> [SHORT TASK] Every record must be repeated exactly, with no omission.

> [SOURCE DATA]
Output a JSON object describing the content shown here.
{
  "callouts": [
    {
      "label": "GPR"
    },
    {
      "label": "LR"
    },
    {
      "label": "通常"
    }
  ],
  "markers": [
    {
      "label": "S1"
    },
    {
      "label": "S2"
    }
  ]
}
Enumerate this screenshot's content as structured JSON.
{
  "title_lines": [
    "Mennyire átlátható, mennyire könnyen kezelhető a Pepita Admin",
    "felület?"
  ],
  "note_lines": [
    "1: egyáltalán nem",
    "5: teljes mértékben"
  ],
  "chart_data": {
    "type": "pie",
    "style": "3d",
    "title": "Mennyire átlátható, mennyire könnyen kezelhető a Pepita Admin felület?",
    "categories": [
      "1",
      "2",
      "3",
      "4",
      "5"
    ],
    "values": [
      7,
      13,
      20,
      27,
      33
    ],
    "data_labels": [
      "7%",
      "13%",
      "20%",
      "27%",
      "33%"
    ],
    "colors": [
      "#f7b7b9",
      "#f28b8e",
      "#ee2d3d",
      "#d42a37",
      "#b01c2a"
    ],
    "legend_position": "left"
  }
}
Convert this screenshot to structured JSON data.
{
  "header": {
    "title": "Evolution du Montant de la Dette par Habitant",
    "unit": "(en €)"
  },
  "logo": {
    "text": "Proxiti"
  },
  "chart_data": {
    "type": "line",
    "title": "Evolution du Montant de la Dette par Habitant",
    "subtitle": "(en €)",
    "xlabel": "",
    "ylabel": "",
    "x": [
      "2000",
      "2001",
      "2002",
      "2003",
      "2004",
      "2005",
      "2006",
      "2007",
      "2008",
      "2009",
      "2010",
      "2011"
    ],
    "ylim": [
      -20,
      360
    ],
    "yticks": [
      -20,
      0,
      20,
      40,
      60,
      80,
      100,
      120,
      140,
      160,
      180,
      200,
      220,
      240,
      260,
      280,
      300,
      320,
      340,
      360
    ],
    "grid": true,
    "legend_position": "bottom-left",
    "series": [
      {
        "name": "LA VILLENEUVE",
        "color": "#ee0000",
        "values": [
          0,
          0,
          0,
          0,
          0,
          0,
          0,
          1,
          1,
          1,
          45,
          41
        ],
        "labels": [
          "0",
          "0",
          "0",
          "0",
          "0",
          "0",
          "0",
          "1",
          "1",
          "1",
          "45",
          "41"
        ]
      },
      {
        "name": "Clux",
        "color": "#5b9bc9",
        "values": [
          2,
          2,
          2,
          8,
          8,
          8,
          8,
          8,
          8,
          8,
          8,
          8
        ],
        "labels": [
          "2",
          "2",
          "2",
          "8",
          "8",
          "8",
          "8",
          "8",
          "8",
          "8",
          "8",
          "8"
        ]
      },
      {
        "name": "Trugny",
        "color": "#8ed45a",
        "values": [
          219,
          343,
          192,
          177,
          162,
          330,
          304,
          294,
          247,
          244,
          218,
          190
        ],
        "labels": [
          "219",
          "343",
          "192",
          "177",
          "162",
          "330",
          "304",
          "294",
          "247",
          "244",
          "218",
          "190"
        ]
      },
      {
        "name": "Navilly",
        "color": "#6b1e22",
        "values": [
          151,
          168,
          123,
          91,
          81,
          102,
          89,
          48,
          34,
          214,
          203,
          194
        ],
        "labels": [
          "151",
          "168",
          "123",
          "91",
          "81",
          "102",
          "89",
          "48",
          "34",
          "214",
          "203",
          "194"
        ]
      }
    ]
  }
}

> [FULL ANSWER]
Output a JSON object describing the content shown here.
{
  "callouts": [
    {
      "label": "GPR"
    },
    {
      "label": "LR"
    },
    {
      "label": "通常"
    }
  ],
  "markers": [
    {
      "label": "S1"
    },
    {
      "label": "S2"
    }
  ]
}
Enumerate this screenshot's content as structured JSON.
{
  "title_lines": [
    "Mennyire átlátható, mennyire könnyen kezelhető a Pepita Admin",
    "felület?"
  ],
  "note_lines": [
    "1: egyáltalán nem",
    "5: teljes mértékben"
  ],
  "chart_data": {
    "type": "pie",
    "style": "3d",
    "title": "Mennyire átlátható, mennyire könnyen kezelhető a Pepita Admin felület?",
    "categories": [
      "1",
      "2",
      "3",
      "4",
      "5"
    ],
    "values": [
      7,
      13,
      20,
      27,
      33
    ],
    "data_labels": [
      "7%",
      "13%",
      "20%",
      "27%",
      "33%"
    ],
    "colors": [
      "#f7b7b9",
      "#f28b8e",
      "#ee2d3d",
      "#d42a37",
      "#b01c2a"
    ],
    "legend_position": "left"
  }
}
Convert this screenshot to structured JSON data.
{
  "header": {
    "title": "Evolution du Montant de la Dette par Habitant",
    "unit": "(en €)"
  },
  "logo": {
    "text": "Proxiti"
  },
  "chart_data": {
    "type": "line",
    "title": "Evolution du Montant de la Dette par Habitant",
    "subtitle": "(en €)",
    "xlabel": "",
    "ylabel": "",
    "x": [
      "2000",
      "2001",
      "2002",
      "2003",
      "2004",
      "2005",
      "2006",
      "2007",
      "2008",
      "2009",
      "2010",
      "2011"
    ],
    "ylim": [
      -20,
      360
    ],
    "yticks": [
      -20,
      0,
      20,
      40,
      60,
      80,
      100,
      120,
      140,
      160,
      180,
      200,
      220,
      240,
      260,
      280,
      300,
      320,
      340,
      360
    ],
    "grid": true,
    "legend_position": "bottom-left",
    "series": [
      {
        "name": "LA VILLENEUVE",
        "color": "#ee0000",
        "values": [
          0,
          0,
          0,
          0,
          0,
          0,
          0,
          1,
          1,
          1,
          45,
          41
        ],
        "labels": [
          "0",
          "0",
          "0",
          "0",
          "0",
          "0",
          "0",
          "1",
          "1",
          "1",
          "45",
          "41"
        ]
      },
      {
        "name": "Clux",
        "color": "#5b9bc9",
        "values": [
          2,
          2,
          2,
          8,
          8,
          8,
          8,
          8,
          8,
          8,
          8,
          8
        ],
        "labels": [
          "2",
          "2",
          "2",
          "8",
          "8",
          "8",
          "8",
          "8",
          "8",
          "8",
          "8",
          "8"
        ]
      },
      {
        "name": "Trugny",
        "color": "#8ed45a",
        "values": [
          219,
          343,
          192,
          177,
          162,
          330,
          304,
          294,
          247,
          244,
          218,
          190
        ],
        "labels": [
          "219",
          "343",
          "192",
          "177",
          "162",
          "330",
          "304",
          "294",
          "247",
          "244",
          "218",
          "190"
        ]
      },
      {
        "name": "Navilly",
        "color": "#6b1e22",
        "values": [
          151,
          168,
          123,
          91,
          81,
          102,
          89,
          48,
          34,
          214,
          203,
          194
        ],
        "labels": [
          "151",
          "168",
          "123",
          "91",
          "81",
          "102",
          "89",
          "48",
          "34",
          "214",
          "203",
          "194"
        ]
      }
    ]
  }
}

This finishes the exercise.